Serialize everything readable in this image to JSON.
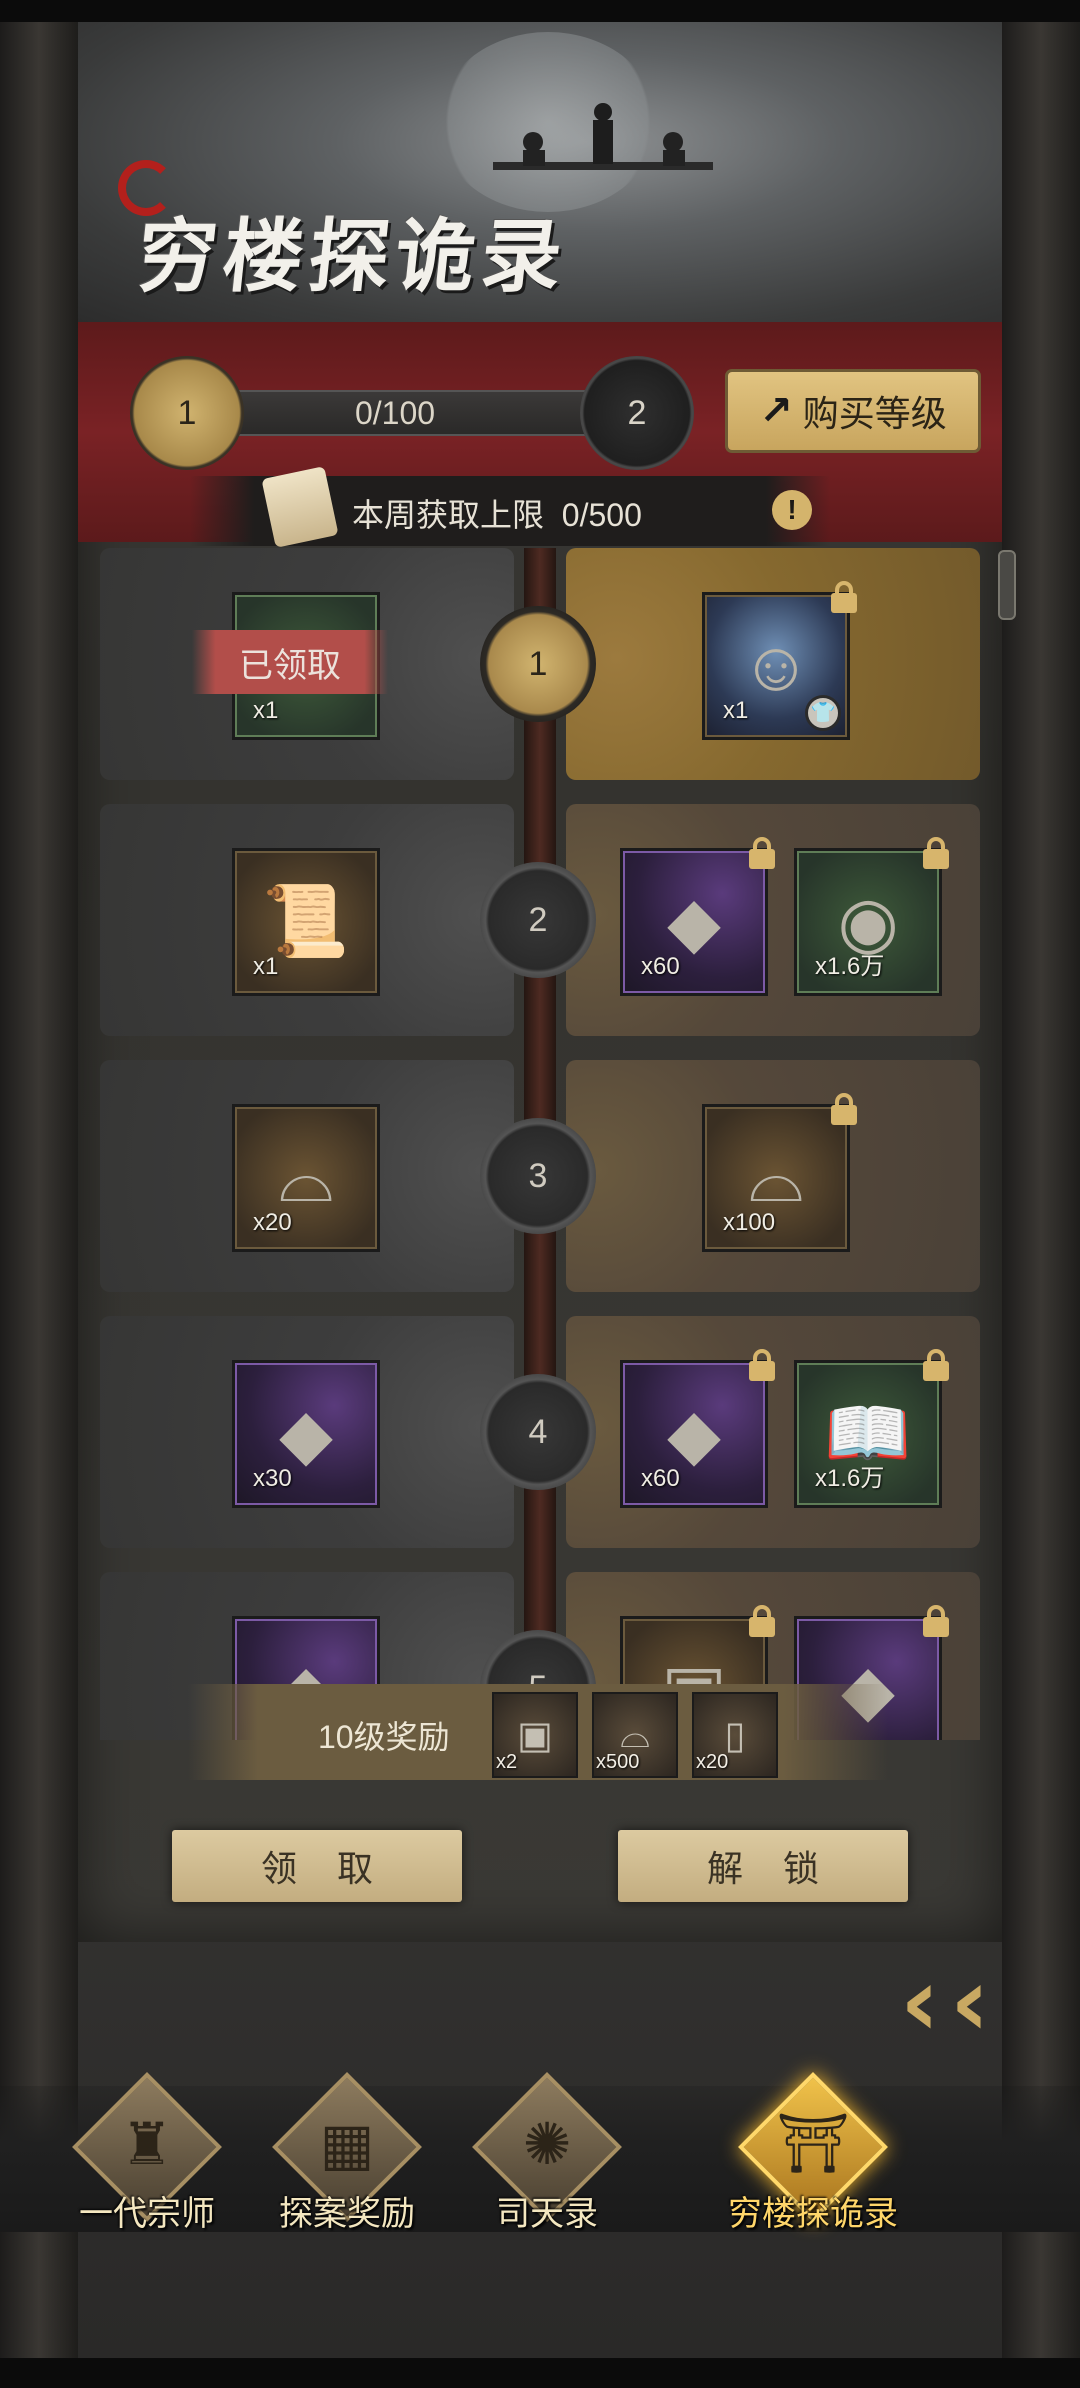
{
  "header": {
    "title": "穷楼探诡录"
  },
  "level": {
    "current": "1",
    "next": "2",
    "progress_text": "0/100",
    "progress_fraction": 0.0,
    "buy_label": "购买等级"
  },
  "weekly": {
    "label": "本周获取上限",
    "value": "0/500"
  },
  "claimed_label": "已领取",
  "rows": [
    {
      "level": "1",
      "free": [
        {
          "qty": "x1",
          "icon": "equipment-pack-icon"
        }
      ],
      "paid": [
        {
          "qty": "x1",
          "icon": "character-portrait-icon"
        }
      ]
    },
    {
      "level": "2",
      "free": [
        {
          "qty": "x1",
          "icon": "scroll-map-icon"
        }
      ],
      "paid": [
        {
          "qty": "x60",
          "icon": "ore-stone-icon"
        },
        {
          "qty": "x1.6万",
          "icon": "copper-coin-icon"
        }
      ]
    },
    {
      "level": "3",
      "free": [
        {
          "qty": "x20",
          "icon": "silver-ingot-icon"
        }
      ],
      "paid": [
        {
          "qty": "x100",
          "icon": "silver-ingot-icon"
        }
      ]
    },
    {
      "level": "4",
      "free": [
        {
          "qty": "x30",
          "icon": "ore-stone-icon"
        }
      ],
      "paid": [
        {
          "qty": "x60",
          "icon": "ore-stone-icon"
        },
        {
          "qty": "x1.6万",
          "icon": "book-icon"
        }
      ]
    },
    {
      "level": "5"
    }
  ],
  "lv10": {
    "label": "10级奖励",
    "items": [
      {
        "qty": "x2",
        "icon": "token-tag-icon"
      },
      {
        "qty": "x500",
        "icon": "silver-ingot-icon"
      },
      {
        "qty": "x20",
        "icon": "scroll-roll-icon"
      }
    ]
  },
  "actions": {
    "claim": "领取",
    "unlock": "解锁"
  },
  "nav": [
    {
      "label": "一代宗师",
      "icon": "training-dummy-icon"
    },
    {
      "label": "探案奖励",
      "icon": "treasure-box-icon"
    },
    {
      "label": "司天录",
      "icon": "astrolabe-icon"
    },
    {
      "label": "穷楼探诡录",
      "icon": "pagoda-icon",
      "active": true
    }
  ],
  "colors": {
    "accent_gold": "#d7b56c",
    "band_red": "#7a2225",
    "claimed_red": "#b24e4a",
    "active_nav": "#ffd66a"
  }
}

* * *

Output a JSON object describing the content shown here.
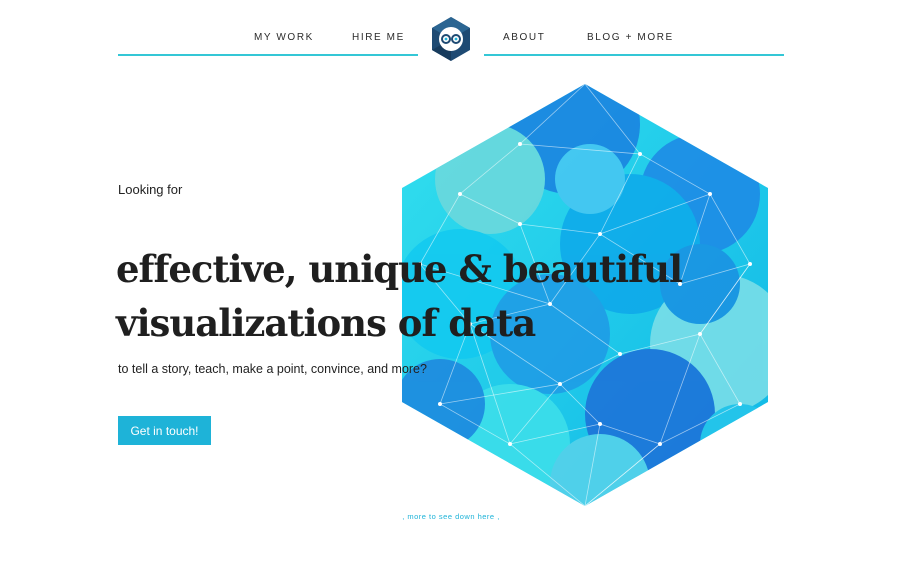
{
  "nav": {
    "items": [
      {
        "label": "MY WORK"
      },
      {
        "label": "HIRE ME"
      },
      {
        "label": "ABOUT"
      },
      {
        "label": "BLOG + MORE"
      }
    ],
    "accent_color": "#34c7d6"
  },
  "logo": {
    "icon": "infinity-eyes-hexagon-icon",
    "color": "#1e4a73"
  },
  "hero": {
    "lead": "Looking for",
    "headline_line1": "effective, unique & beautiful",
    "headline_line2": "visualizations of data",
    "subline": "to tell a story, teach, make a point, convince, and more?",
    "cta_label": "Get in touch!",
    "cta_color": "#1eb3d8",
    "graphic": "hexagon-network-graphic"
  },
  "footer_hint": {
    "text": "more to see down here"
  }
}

* _Objective_
From the listing above, pick out every line containing "scroll".

* _Answer_
          "icon": "scroll-map-icon"
        "icon": "scroll-roll-icon"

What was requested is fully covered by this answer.